-- BEGIN ENTRIES SUPPLIED --

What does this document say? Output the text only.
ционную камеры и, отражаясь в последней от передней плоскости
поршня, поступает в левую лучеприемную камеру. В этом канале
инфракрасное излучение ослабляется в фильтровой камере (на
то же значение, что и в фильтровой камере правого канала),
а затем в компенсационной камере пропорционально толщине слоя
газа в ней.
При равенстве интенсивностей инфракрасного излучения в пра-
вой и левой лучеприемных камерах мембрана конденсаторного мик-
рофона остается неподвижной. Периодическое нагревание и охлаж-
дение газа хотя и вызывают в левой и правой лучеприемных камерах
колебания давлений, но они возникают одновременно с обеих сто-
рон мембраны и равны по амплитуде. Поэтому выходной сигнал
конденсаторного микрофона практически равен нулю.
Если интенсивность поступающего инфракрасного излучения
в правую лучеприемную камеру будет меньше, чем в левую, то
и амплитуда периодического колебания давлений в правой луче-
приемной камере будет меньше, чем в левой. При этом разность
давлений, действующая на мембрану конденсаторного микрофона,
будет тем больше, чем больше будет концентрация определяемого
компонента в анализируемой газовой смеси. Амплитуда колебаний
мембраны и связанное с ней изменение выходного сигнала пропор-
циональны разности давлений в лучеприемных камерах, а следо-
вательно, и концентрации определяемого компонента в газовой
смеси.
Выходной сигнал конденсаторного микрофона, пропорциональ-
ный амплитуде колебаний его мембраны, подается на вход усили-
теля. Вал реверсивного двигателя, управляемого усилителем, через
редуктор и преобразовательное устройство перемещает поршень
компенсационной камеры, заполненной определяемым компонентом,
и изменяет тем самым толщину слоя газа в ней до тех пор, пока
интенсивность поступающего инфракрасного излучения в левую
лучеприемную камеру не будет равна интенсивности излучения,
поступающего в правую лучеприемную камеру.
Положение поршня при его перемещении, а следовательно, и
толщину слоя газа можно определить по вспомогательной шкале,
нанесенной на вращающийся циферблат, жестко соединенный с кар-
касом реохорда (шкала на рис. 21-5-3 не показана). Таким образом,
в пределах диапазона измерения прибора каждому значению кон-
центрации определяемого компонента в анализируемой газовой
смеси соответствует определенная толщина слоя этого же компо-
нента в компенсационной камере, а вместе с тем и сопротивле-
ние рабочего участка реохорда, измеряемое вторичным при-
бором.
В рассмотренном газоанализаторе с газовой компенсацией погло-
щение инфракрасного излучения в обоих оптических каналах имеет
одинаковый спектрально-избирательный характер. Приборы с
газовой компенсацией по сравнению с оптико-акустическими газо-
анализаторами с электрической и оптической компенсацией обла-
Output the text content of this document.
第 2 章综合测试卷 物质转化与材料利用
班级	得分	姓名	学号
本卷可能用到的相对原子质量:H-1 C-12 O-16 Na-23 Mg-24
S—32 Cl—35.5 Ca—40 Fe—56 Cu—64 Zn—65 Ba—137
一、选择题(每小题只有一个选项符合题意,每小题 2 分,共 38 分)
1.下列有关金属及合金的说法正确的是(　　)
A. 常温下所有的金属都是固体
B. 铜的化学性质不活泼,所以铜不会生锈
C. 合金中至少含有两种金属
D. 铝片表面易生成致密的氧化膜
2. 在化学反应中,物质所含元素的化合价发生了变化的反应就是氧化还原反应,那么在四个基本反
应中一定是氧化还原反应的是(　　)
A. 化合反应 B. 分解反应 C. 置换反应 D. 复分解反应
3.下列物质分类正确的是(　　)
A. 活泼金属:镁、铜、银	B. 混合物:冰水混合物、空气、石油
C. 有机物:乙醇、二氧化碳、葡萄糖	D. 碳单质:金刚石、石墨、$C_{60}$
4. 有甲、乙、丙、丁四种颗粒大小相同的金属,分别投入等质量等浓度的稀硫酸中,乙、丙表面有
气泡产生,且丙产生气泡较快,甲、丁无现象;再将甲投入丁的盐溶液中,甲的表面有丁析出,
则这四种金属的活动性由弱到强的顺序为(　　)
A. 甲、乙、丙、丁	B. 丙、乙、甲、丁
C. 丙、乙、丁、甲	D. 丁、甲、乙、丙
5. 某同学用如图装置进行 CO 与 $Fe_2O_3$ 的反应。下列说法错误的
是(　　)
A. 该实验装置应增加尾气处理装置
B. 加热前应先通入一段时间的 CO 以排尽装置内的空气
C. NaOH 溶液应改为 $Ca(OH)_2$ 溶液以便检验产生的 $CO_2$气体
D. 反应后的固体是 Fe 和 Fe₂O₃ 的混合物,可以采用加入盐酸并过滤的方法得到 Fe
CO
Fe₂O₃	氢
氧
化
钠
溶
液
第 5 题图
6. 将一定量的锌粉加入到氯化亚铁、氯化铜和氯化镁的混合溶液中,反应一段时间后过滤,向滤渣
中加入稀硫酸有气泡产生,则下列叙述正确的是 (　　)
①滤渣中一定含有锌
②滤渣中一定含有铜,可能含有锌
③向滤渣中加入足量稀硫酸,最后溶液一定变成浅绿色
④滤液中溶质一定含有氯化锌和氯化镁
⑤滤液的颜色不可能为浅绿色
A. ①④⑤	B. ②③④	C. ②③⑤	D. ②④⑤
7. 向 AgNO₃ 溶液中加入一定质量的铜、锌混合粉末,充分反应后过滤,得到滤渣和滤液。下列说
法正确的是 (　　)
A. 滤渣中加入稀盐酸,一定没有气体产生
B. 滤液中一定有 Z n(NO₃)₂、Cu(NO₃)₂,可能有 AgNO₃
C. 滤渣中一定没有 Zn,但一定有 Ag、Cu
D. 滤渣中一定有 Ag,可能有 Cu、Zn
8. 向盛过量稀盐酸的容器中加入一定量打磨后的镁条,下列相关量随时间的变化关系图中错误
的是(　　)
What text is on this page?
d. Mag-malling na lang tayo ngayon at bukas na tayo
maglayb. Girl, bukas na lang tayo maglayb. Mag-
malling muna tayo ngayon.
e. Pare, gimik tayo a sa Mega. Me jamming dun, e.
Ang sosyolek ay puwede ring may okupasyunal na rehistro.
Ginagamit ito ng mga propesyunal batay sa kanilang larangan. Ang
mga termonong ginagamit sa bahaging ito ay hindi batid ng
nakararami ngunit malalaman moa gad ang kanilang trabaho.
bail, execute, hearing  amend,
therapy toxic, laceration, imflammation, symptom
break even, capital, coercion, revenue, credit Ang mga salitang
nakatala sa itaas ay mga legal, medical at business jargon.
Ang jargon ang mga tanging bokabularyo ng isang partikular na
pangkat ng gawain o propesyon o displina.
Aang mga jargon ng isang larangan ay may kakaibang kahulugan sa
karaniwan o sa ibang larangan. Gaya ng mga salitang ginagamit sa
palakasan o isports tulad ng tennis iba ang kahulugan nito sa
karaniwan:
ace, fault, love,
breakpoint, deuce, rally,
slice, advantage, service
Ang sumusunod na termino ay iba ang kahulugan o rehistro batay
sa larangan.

-- END ENTRIES SUPPLIED --

STATED EXERCISE
Find every line in the records above that holds the word "jargon", and copy each one.

EXERCISE SOLUTION
nakatala sa itaas ay mga legal, medical at business jargon.
Ang jargon ang mga tanging bokabularyo ng isang partikular na
Aang mga jargon ng isang larangan ay may kakaibang kahulugan sa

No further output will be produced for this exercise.